Dataset records ->

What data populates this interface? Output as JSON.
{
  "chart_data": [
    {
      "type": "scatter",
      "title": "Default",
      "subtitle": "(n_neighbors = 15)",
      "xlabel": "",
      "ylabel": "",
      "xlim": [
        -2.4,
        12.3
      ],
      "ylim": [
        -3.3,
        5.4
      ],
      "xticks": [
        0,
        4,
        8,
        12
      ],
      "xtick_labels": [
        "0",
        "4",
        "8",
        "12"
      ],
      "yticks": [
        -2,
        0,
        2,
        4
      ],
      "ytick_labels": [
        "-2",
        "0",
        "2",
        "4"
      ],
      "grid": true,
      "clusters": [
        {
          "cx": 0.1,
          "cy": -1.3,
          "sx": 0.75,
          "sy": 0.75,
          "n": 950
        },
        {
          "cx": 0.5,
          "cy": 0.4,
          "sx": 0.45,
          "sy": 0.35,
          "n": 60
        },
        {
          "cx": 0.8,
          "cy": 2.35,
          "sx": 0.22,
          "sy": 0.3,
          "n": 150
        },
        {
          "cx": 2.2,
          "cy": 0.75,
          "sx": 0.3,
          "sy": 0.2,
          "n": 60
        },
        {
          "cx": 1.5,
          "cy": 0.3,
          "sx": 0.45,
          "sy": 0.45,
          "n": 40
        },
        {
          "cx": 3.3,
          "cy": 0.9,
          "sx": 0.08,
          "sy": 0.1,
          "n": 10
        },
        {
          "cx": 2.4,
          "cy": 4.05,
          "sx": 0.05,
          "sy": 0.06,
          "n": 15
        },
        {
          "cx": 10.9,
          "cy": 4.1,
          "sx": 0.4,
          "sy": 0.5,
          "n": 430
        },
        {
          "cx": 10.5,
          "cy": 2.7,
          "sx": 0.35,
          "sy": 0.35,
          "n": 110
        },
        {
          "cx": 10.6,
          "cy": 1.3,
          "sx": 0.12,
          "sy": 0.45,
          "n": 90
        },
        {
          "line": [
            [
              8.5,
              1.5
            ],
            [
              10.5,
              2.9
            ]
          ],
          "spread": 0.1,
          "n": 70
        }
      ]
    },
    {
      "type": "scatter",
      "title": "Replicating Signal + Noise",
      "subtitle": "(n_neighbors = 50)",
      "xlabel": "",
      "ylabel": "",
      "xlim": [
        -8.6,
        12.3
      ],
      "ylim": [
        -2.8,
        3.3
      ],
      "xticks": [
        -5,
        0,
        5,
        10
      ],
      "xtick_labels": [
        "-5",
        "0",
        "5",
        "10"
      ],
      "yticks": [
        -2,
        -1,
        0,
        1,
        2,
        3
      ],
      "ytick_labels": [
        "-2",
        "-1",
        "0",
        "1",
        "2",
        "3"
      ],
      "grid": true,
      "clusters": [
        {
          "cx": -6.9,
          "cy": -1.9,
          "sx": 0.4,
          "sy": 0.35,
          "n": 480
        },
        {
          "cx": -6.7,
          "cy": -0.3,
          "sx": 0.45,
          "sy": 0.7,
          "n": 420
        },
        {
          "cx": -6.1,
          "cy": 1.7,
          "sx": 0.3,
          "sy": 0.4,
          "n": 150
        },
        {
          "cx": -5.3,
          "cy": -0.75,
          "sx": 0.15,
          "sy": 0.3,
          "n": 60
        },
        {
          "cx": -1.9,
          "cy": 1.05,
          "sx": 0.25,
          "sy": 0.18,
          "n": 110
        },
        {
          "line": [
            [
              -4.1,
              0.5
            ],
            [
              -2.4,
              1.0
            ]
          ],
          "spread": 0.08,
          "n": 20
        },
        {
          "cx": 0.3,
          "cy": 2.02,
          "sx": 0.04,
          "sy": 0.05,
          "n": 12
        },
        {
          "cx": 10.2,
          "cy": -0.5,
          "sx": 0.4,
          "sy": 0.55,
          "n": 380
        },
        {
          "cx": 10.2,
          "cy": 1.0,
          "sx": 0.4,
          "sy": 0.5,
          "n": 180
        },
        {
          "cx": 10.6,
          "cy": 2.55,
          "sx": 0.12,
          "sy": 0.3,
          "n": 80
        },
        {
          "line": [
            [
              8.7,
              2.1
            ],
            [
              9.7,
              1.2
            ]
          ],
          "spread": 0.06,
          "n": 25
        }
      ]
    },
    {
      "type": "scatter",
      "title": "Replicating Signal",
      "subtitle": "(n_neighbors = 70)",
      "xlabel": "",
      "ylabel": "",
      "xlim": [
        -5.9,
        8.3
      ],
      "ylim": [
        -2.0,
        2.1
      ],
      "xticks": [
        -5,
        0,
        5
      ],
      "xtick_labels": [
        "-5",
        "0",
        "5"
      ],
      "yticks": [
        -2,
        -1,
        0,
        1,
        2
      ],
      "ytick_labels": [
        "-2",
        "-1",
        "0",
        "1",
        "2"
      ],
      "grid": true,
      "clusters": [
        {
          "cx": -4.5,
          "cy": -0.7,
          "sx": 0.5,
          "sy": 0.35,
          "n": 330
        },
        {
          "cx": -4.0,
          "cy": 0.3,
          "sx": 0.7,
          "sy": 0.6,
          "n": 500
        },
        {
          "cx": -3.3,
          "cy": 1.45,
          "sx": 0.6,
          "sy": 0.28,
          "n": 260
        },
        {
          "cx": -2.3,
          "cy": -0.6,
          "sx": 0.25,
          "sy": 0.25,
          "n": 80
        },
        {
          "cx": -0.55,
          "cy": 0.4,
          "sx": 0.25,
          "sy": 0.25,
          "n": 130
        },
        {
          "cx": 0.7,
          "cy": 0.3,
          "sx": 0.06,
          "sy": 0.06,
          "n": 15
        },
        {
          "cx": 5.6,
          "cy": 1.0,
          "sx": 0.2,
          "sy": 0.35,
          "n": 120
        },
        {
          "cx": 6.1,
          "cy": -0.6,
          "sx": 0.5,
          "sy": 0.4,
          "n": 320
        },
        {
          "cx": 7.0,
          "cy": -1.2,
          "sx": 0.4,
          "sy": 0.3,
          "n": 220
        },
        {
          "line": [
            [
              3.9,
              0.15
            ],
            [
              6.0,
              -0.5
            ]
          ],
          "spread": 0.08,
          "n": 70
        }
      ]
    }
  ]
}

Stated goal -> Copy out every line of the data that includes the word "spread".

Solution to this task ->
          "spread": 0.1,
          "spread": 0.08,
          "spread": 0.06,
          "spread": 0.08,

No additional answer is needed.